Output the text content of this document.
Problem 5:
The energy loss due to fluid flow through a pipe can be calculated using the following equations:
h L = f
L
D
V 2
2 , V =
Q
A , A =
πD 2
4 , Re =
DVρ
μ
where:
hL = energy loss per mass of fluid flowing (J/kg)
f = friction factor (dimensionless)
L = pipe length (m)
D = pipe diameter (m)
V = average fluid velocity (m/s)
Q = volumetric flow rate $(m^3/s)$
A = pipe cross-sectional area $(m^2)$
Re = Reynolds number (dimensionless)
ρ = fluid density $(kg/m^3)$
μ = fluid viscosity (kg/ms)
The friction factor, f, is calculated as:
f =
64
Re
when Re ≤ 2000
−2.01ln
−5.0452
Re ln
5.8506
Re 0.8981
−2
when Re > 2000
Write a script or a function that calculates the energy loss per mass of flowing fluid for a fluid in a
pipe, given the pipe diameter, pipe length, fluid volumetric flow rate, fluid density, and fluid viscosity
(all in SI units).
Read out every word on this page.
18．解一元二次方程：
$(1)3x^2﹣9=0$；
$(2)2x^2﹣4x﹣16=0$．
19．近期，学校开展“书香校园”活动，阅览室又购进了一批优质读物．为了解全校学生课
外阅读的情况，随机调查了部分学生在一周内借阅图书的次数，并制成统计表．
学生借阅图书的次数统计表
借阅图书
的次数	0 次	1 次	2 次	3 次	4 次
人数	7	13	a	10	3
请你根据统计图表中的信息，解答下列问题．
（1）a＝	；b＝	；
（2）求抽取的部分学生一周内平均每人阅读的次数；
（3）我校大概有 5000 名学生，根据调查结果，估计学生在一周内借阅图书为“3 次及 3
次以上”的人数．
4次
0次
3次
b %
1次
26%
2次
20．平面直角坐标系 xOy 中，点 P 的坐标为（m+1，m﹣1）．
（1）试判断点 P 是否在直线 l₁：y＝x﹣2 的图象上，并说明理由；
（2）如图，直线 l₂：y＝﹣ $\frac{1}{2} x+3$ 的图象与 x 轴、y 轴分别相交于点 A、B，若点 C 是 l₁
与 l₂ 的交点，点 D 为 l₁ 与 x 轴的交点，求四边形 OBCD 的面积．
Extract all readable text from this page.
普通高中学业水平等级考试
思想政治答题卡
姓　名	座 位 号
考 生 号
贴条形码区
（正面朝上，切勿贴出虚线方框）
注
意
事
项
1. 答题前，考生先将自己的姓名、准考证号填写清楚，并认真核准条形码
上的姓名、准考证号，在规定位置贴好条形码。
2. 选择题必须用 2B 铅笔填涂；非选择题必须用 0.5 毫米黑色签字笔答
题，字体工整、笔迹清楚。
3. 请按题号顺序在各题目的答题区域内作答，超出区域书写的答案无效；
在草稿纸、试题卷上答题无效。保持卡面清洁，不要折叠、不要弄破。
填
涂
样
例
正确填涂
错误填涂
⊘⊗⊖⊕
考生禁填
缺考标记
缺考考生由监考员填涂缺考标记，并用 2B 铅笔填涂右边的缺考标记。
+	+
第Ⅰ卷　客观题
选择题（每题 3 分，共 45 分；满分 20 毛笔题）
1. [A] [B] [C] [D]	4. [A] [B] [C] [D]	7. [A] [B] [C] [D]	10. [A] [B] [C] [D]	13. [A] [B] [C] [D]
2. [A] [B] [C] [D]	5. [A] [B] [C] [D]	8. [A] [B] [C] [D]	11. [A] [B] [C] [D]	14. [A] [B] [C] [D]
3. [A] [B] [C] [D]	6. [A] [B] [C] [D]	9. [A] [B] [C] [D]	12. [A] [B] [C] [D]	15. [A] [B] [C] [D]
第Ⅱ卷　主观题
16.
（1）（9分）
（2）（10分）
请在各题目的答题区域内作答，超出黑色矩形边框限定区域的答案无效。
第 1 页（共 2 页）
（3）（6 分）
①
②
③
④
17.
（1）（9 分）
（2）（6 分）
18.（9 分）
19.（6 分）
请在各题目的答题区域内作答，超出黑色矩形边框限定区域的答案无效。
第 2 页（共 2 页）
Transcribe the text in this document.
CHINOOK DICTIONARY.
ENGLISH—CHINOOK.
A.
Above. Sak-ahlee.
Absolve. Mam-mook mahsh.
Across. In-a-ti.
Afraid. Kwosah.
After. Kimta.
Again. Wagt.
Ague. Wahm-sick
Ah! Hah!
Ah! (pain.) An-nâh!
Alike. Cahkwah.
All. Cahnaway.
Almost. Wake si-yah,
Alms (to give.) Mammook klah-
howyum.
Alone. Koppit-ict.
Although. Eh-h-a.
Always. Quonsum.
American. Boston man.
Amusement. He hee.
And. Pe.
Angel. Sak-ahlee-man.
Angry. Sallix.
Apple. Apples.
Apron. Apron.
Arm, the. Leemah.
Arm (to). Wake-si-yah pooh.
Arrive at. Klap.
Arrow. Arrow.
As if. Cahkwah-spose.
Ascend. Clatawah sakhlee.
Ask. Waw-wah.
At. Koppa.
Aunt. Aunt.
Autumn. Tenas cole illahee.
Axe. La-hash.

◆ **To be done**:
Search the entries for the word "page", then gather every line that has it.

◆ **Reply to the task**:
Read out every word on this page.
Extract all readable text from this page.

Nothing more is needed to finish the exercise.